[START OF TASK DATA]
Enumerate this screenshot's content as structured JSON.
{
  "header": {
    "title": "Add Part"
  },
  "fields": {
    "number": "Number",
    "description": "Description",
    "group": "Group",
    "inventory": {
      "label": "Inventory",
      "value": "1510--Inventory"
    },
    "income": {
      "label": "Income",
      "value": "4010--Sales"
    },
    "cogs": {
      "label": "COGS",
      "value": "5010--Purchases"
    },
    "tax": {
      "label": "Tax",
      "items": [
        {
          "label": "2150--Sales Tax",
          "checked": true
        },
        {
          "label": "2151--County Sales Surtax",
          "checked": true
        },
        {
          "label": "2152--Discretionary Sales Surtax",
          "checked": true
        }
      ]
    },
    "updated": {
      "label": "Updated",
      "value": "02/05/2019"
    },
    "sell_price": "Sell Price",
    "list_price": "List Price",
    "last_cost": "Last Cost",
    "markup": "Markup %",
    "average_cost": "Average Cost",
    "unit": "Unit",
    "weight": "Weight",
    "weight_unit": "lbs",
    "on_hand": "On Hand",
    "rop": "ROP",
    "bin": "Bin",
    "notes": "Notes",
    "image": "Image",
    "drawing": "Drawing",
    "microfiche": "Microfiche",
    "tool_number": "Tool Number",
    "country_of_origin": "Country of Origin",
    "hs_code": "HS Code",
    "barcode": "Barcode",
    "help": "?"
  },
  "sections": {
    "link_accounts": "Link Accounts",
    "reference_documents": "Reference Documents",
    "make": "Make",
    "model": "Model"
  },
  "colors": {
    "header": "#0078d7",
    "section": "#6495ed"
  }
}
[END OF TASK DATA]
Scan the material above. Return every line containing the string "Surtax".

> RESULT OF THE EXERCISE:
          "label": "2151--County Sales Surtax",
          "label": "2152--Discretionary Sales Surtax",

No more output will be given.